-- Set of tasks --
a) In the activist profiles, write out the stretch from "A Guwahati-based college" through "continues to grow." again, replacing "vending machines" with "dispensers".
b) Answer these questions from the activist profiles:
(i) For how many years has Srilekha worked on advocacy in Jharkhand?
(ii) At which institute is Bidisha pursuing her Masters?
(iii) How many people have supported Bidisha's petition on Change.org?

-- Document section --
☆ ☆ ☆ ☆ ☆ ☆ ☆

A Gender Rights Activist working with the tribal and marginalized communities in india, Srilekha is a PhD scholar working on understanding body and sexuality among tribal girls, to fill the gaps in research around indigenous women and their stories. Srilekha has worked extensively at the grassroots level with community based organisations, through several advocacy initiatives around Gender, Mental Health, Menstrual Hygiene and Sexual and Reproductive Health Rights (SRHR) for the indigenous in Jharkhand, over the last 6 years.

Srilekha has also contributed to sustainable livelihood projects and legal aid programs for survivors of sex trafficking. She has been conducting research based programs on maternal health, mental health, gender based violence, sex and sexuality. Her interest lies in conducting workshops for young people on life skills, feminism, gender and sexuality, trauma, resilience and interpersonal relationships.

A Guwahati-based college student pursuing her Masters in Tata Institute of Social Sciences, Bidisha started the #BleedwithDignity campaign on the technology platform Change.org, demanding that the Government of Assam install
biodegradable sanitary pad vending machines in all government schools across the state. Her petition on Change.org has already gathered support from over 90000 people and continues to grow.

Bidisha was selected in Change.org’s flagship program ‘She Creates Change’ having run successful online advocacy
campaigns, which were widely recognised. Through the #BleedwithDignity campaign; she organised and celebrated World Menstrual Hygiene Day, 2019 in Guwahati, Assam by hosting a wall mural by collaborating with local organisations. The initiative was widely covered by national and local media, and the mural was later inaugurated by the event’s chief guest Commissioner of Guwahati Municipal Corporation (GMC) Debeswar Malakar, IAS.

☆ ☆ ☆ ☆ ☆ ☆ ☆

-- Provided records --

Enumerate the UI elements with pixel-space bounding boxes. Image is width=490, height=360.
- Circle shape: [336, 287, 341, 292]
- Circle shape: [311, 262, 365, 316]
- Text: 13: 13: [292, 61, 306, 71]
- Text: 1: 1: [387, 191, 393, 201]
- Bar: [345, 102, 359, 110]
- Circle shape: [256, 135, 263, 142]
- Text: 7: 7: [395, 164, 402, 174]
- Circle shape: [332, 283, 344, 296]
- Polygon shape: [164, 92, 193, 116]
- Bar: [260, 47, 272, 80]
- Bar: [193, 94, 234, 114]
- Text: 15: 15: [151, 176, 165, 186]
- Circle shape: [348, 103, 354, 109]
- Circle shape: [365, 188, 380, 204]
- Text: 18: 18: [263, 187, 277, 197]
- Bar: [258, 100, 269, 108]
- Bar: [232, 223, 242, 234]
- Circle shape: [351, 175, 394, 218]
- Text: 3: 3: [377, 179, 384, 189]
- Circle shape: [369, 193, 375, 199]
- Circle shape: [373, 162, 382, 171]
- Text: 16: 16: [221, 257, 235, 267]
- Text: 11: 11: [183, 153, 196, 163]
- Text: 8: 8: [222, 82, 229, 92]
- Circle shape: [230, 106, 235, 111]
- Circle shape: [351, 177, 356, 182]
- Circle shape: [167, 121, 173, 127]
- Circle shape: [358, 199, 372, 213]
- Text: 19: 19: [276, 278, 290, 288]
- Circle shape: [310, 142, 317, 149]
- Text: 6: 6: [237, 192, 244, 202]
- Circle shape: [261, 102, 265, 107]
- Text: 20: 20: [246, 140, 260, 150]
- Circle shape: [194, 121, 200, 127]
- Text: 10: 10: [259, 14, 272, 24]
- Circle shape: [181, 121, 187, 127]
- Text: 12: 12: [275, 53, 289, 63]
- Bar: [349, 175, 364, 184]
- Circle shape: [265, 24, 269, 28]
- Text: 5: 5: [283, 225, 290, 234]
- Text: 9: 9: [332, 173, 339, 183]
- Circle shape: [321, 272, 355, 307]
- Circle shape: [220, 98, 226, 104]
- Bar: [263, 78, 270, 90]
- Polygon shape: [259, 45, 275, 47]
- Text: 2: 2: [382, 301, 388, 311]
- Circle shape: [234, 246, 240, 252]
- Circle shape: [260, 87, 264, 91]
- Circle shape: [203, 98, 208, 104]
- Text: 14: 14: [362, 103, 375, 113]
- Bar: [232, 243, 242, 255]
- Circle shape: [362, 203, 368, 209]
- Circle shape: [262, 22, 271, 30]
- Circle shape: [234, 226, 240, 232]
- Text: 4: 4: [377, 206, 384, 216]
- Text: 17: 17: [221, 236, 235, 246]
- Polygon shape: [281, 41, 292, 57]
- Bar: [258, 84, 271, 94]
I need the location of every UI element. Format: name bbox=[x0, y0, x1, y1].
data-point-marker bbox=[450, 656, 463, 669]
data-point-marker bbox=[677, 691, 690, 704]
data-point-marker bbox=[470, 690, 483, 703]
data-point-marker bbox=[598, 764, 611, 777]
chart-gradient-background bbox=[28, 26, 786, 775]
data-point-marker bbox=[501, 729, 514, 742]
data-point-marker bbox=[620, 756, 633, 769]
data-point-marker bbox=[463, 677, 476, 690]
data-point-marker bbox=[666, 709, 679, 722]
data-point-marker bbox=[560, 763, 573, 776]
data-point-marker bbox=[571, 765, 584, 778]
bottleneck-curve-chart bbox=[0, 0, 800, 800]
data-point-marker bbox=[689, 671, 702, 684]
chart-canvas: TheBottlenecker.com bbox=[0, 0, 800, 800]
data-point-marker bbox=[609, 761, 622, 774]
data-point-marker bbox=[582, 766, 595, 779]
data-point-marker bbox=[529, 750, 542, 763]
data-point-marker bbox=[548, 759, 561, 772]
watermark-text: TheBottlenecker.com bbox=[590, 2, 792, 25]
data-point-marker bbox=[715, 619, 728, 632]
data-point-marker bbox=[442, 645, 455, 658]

☆ ☆ ☆ ☆ ☆ ☆ ☆

-- Exercise answers --
a)
A Guwahati-based college student pursuing her Masters in Tata Institute of Social Sciences, Bidisha started the #BleedwithDignity campaign on the technology platform Change.org, demanding that the Government of Assam install
biodegradable sanitary pad dispensers in all government schools across the state. Her petition on Change.org has already gathered support from over 90000 people and continues to grow.

b)
(i) 6 years
(ii) Tata Institute of Social Sciences
(iii) Over 90000 people